- PROBLEM REQUIREMENTS:
Transcribe every record that appears below, exactly and in full.

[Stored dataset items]
════

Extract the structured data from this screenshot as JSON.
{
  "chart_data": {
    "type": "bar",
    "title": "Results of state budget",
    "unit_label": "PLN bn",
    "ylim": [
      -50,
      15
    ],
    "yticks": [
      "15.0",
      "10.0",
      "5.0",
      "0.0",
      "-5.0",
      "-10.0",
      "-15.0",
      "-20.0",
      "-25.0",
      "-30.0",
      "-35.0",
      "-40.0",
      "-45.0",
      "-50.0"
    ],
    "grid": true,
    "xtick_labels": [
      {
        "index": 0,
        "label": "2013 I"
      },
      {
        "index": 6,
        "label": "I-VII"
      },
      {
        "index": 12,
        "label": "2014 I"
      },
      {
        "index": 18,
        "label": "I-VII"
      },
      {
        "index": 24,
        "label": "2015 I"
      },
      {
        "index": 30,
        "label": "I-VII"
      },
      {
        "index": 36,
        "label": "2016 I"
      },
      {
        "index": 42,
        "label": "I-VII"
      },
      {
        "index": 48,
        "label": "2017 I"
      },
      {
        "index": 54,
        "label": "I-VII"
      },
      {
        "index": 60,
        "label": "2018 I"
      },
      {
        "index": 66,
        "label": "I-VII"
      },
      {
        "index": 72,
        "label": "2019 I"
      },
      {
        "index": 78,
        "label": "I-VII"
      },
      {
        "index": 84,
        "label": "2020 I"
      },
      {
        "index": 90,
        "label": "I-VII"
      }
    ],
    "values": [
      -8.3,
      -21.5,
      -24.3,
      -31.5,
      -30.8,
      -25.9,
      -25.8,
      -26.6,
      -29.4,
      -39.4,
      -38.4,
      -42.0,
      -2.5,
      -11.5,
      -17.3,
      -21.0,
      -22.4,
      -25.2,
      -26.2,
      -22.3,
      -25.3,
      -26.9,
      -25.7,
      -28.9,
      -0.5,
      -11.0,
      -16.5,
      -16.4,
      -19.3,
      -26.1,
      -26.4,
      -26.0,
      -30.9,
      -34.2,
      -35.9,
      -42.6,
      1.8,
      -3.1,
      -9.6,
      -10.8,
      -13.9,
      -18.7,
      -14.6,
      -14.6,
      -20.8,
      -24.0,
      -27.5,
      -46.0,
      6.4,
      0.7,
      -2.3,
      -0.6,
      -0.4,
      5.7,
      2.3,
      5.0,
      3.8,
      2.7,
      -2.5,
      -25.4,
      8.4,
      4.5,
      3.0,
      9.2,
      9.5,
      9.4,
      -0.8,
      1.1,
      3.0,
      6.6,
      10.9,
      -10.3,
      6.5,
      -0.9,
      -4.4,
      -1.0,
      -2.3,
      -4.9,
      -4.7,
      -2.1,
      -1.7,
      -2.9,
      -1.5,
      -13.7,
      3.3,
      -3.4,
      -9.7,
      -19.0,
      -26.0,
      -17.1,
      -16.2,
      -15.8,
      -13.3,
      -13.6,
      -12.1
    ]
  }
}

════

- TASK RESPONSE:
Extract the structured data from this screenshot as JSON.
{
  "chart_data": {
    "type": "bar",
    "title": "Results of state budget",
    "unit_label": "PLN bn",
    "ylim": [
      -50,
      15
    ],
    "yticks": [
      "15.0",
      "10.0",
      "5.0",
      "0.0",
      "-5.0",
      "-10.0",
      "-15.0",
      "-20.0",
      "-25.0",
      "-30.0",
      "-35.0",
      "-40.0",
      "-45.0",
      "-50.0"
    ],
    "grid": true,
    "xtick_labels": [
      {
        "index": 0,
        "label": "2013 I"
      },
      {
        "index": 6,
        "label": "I-VII"
      },
      {
        "index": 12,
        "label": "2014 I"
      },
      {
        "index": 18,
        "label": "I-VII"
      },
      {
        "index": 24,
        "label": "2015 I"
      },
      {
        "index": 30,
        "label": "I-VII"
      },
      {
        "index": 36,
        "label": "2016 I"
      },
      {
        "index": 42,
        "label": "I-VII"
      },
      {
        "index": 48,
        "label": "2017 I"
      },
      {
        "index": 54,
        "label": "I-VII"
      },
      {
        "index": 60,
        "label": "2018 I"
      },
      {
        "index": 66,
        "label": "I-VII"
      },
      {
        "index": 72,
        "label": "2019 I"
      },
      {
        "index": 78,
        "label": "I-VII"
      },
      {
        "index": 84,
        "label": "2020 I"
      },
      {
        "index": 90,
        "label": "I-VII"
      }
    ],
    "values": [
      -8.3,
      -21.5,
      -24.3,
      -31.5,
      -30.8,
      -25.9,
      -25.8,
      -26.6,
      -29.4,
      -39.4,
      -38.4,
      -42.0,
      -2.5,
      -11.5,
      -17.3,
      -21.0,
      -22.4,
      -25.2,
      -26.2,
      -22.3,
      -25.3,
      -26.9,
      -25.7,
      -28.9,
      -0.5,
      -11.0,
      -16.5,
      -16.4,
      -19.3,
      -26.1,
      -26.4,
      -26.0,
      -30.9,
      -34.2,
      -35.9,
      -42.6,
      1.8,
      -3.1,
      -9.6,
      -10.8,
      -13.9,
      -18.7,
      -14.6,
      -14.6,
      -20.8,
      -24.0,
      -27.5,
      -46.0,
      6.4,
      0.7,
      -2.3,
      -0.6,
      -0.4,
      5.7,
      2.3,
      5.0,
      3.8,
      2.7,
      -2.5,
      -25.4,
      8.4,
      4.5,
      3.0,
      9.2,
      9.5,
      9.4,
      -0.8,
      1.1,
      3.0,
      6.6,
      10.9,
      -10.3,
      6.5,
      -0.9,
      -4.4,
      -1.0,
      -2.3,
      -4.9,
      -4.7,
      -2.1,
      -1.7,
      -2.9,
      -1.5,
      -13.7,
      3.3,
      -3.4,
      -9.7,
      -19.0,
      -26.0,
      -17.1,
      -16.2,
      -15.8,
      -13.3,
      -13.6,
      -12.1
    ]
  }
}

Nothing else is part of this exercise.